Only a number is wanted: the count of lines in this listing that contain "harmonics".

---- EXTRACTED ENTRIES

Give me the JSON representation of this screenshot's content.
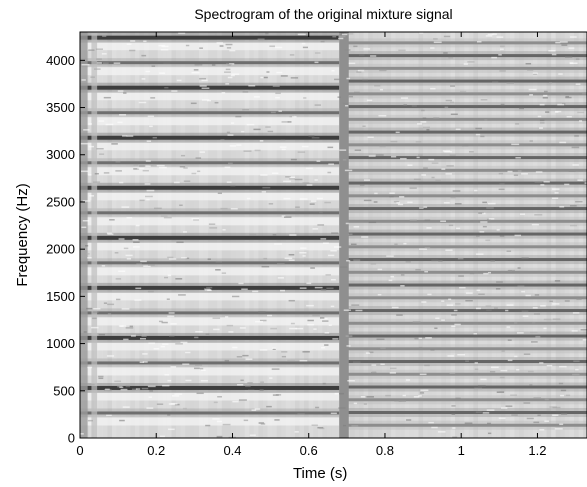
{
  "chart_data": {
    "type": "heatmap",
    "title": "Spectrogram of the original mixture signal",
    "xlabel": "Time (s)",
    "ylabel": "Frequency (Hz)",
    "xlim": [
      0,
      1.33
    ],
    "ylim": [
      0,
      4300
    ],
    "x_ticks": [
      0,
      0.2,
      0.4,
      0.6,
      0.8,
      1,
      1.2
    ],
    "x_tick_labels": [
      "0",
      "0.2",
      "0.4",
      "0.6",
      "0.8",
      "1",
      "1.2"
    ],
    "y_ticks": [
      0,
      500,
      1000,
      1500,
      2000,
      2500,
      3000,
      3500,
      4000
    ],
    "y_tick_labels": [
      "0",
      "500",
      "1000",
      "1500",
      "2000",
      "2500",
      "3000",
      "3500",
      "4000"
    ],
    "colormap": "grayscale (dark = high energy)",
    "segments": [
      {
        "t_start": 0,
        "t_end": 0.68,
        "fundamental_hz": 265,
        "description": "first note harmonics"
      },
      {
        "t_start": 0.7,
        "t_end": 1.33,
        "fundamental_hz": 135,
        "description": "second note harmonics"
      }
    ],
    "onset_time": 0.68,
    "grid": false
  }
}
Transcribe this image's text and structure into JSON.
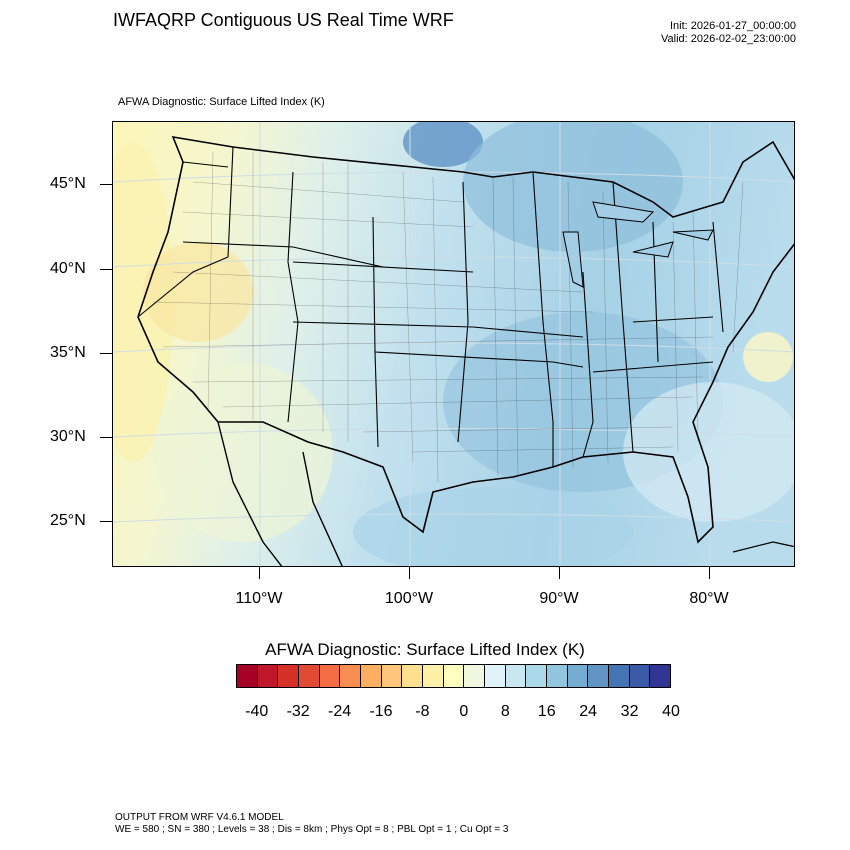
{
  "header": {
    "title": "IWFAQRP Contiguous US Real Time WRF",
    "init": "Init: 2026-01-27_00:00:00",
    "valid": "Valid: 2026-02-02_23:00:00"
  },
  "map": {
    "field_label": "AFWA Diagnostic: Surface Lifted Index   (K)",
    "lat_labels": [
      "45°N",
      "40°N",
      "35°N",
      "30°N",
      "25°N"
    ],
    "lon_labels": [
      "110°W",
      "100°W",
      "90°W",
      "80°W"
    ]
  },
  "colorbar": {
    "title": "AFWA Diagnostic: Surface Lifted Index  (K)",
    "colors": [
      "#a50026",
      "#c0182a",
      "#d73027",
      "#e34a33",
      "#f46d43",
      "#f88d52",
      "#fdae61",
      "#fec57c",
      "#fee090",
      "#fff0a8",
      "#ffffbf",
      "#eef8e0",
      "#e0f3f8",
      "#c9e7f1",
      "#abd9e9",
      "#92c5de",
      "#74add1",
      "#6295c6",
      "#4575b4",
      "#3b5aa8",
      "#313695"
    ],
    "labels": [
      "-40",
      "-32",
      "-24",
      "-16",
      "-8",
      "0",
      "8",
      "16",
      "24",
      "32",
      "40"
    ]
  },
  "footer": {
    "line1": "OUTPUT FROM WRF V4.6.1 MODEL",
    "line2": "WE = 580 ; SN = 380 ; Levels = 38 ; Dis = 8km ; Phys Opt = 8 ; PBL Opt = 1 ; Cu Opt = 3"
  }
}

--------

_FINISHED EXERCISE:_
2